Stored records

****************

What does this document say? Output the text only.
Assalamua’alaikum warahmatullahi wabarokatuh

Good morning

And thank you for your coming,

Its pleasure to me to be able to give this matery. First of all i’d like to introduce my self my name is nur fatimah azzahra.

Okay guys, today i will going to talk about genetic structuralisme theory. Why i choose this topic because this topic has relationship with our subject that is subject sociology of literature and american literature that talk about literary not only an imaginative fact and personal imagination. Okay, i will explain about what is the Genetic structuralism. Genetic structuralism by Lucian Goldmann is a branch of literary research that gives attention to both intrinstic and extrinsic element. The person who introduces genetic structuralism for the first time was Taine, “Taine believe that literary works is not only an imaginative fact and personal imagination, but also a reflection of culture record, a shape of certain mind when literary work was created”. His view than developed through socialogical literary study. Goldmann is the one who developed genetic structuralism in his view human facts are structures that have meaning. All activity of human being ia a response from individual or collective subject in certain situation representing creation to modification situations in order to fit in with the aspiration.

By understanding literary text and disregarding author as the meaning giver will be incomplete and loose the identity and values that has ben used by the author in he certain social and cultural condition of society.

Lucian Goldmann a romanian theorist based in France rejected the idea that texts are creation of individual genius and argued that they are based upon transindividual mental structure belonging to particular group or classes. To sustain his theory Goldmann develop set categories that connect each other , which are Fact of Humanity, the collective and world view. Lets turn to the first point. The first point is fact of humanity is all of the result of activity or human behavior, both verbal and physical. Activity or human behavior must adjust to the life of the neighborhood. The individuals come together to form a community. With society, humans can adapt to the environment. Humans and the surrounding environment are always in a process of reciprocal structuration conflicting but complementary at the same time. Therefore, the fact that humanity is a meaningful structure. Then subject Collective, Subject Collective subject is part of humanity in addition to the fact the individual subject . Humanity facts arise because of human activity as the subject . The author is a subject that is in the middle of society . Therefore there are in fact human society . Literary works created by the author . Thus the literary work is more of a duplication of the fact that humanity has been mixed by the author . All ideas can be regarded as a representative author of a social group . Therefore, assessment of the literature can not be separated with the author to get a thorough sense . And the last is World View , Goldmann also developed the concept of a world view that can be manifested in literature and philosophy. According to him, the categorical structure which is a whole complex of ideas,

****************

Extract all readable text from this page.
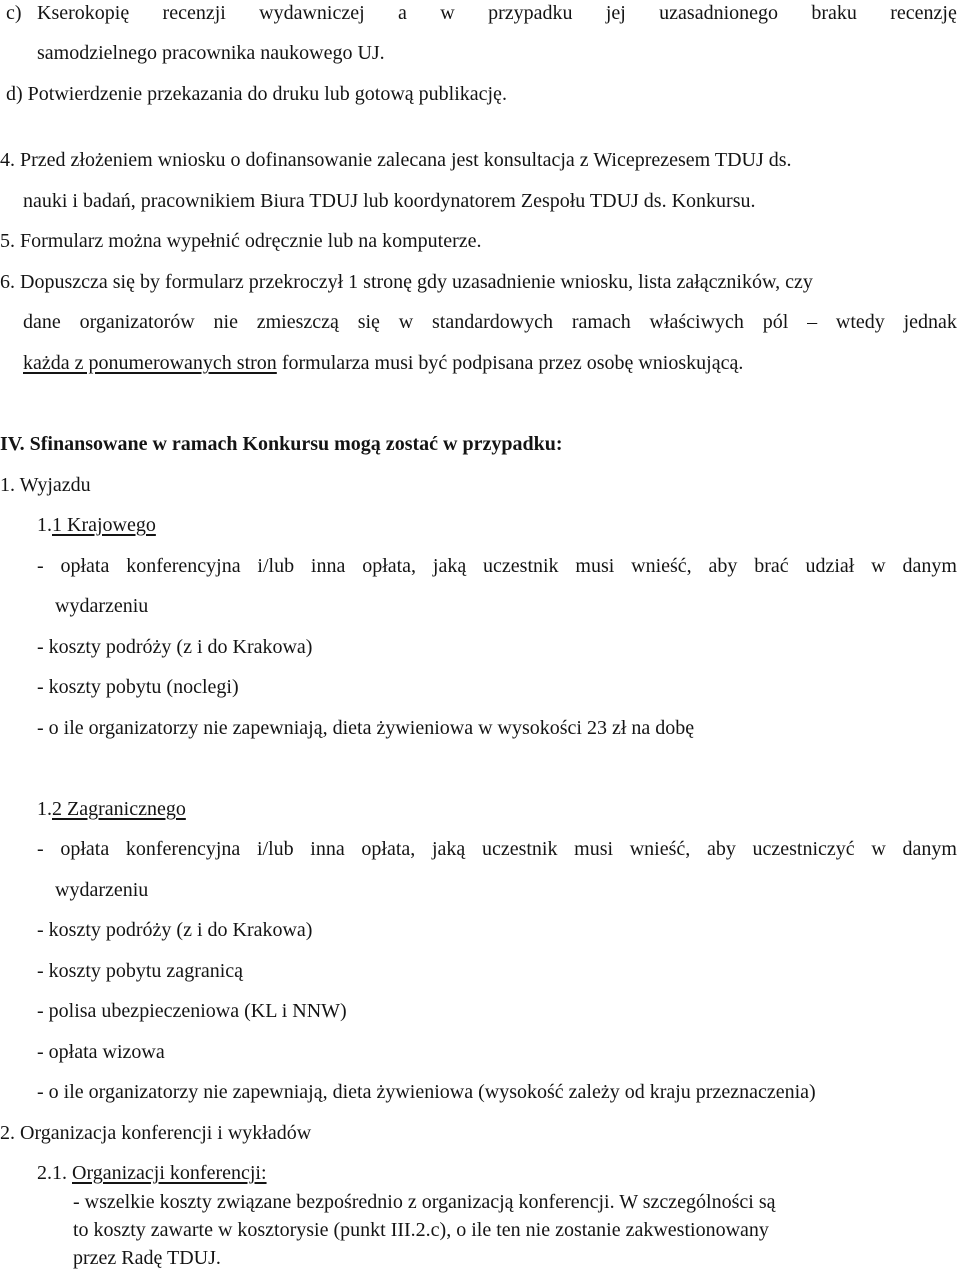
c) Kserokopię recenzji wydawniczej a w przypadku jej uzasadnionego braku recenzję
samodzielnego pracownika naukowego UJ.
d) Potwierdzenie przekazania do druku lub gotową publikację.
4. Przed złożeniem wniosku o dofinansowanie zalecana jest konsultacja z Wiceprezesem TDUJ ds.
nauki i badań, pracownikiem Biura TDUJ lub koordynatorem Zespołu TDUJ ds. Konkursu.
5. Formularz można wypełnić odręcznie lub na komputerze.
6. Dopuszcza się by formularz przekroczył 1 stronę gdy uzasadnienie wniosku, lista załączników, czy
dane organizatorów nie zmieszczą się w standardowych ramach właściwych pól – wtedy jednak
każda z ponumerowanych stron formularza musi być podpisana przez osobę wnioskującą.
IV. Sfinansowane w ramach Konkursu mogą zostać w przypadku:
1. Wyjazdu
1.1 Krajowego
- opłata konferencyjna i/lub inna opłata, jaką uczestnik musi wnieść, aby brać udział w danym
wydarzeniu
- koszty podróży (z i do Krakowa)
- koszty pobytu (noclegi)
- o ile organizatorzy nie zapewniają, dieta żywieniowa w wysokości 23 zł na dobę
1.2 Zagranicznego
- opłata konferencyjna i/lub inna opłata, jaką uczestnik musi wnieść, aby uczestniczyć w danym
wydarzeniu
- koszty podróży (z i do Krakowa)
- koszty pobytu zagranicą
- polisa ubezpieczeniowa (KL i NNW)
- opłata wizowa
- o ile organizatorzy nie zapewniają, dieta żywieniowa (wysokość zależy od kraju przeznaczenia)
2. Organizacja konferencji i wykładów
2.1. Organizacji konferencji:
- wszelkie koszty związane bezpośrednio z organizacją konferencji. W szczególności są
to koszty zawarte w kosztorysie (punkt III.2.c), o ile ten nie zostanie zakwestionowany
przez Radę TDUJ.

****************

_Goal of the exercise:_ From the data above, copy out every line with the string "organizatorzy" in it.

_Solution:_
- o ile organizatorzy nie zapewniają, dieta żywieniowa w wysokości 23 zł na dobę
- o ile organizatorzy nie zapewniają, dieta żywieniowa (wysokość zależy od kraju przeznaczenia)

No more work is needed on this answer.